>> START Data supplied

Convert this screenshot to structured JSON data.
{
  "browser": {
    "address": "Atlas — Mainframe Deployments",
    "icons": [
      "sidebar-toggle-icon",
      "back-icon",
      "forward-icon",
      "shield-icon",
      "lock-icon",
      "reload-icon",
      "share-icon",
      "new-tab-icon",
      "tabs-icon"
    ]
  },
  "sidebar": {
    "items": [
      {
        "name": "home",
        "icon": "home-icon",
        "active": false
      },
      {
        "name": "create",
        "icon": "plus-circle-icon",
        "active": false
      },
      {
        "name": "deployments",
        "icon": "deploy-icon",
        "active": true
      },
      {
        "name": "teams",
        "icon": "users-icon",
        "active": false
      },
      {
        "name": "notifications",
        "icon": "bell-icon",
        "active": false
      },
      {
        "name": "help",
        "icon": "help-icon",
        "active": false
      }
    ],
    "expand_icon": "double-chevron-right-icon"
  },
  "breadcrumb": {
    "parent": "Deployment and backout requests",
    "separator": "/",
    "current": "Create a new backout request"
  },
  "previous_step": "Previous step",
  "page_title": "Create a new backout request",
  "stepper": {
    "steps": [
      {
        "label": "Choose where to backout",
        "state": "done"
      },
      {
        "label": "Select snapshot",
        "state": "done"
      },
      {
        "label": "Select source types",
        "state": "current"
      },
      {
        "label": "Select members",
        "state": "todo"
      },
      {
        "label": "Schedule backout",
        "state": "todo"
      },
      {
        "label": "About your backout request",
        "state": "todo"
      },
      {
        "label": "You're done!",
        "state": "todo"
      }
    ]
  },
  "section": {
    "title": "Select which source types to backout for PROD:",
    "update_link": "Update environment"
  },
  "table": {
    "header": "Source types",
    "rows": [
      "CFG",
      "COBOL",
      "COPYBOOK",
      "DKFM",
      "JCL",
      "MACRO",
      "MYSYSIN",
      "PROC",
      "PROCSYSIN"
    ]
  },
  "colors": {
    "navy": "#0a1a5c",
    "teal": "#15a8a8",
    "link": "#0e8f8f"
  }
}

>> END Data supplied

**Exercise prompt**. Output the records above in their entirety, exactly.

**Task output**.
Convert this screenshot to structured JSON data.
{
  "browser": {
    "address": "Atlas — Mainframe Deployments",
    "icons": [
      "sidebar-toggle-icon",
      "back-icon",
      "forward-icon",
      "shield-icon",
      "lock-icon",
      "reload-icon",
      "share-icon",
      "new-tab-icon",
      "tabs-icon"
    ]
  },
  "sidebar": {
    "items": [
      {
        "name": "home",
        "icon": "home-icon",
        "active": false
      },
      {
        "name": "create",
        "icon": "plus-circle-icon",
        "active": false
      },
      {
        "name": "deployments",
        "icon": "deploy-icon",
        "active": true
      },
      {
        "name": "teams",
        "icon": "users-icon",
        "active": false
      },
      {
        "name": "notifications",
        "icon": "bell-icon",
        "active": false
      },
      {
        "name": "help",
        "icon": "help-icon",
        "active": false
      }
    ],
    "expand_icon": "double-chevron-right-icon"
  },
  "breadcrumb": {
    "parent": "Deployment and backout requests",
    "separator": "/",
    "current": "Create a new backout request"
  },
  "previous_step": "Previous step",
  "page_title": "Create a new backout request",
  "stepper": {
    "steps": [
      {
        "label": "Choose where to backout",
        "state": "done"
      },
      {
        "label": "Select snapshot",
        "state": "done"
      },
      {
        "label": "Select source types",
        "state": "current"
      },
      {
        "label": "Select members",
        "state": "todo"
      },
      {
        "label": "Schedule backout",
        "state": "todo"
      },
      {
        "label": "About your backout request",
        "state": "todo"
      },
      {
        "label": "You're done!",
        "state": "todo"
      }
    ]
  },
  "section": {
    "title": "Select which source types to backout for PROD:",
    "update_link": "Update environment"
  },
  "table": {
    "header": "Source types",
    "rows": [
      "CFG",
      "COBOL",
      "COPYBOOK",
      "DKFM",
      "JCL",
      "MACRO",
      "MYSYSIN",
      "PROC",
      "PROCSYSIN"
    ]
  },
  "colors": {
    "navy": "#0a1a5c",
    "teal": "#15a8a8",
    "link": "#0e8f8f"
  }
}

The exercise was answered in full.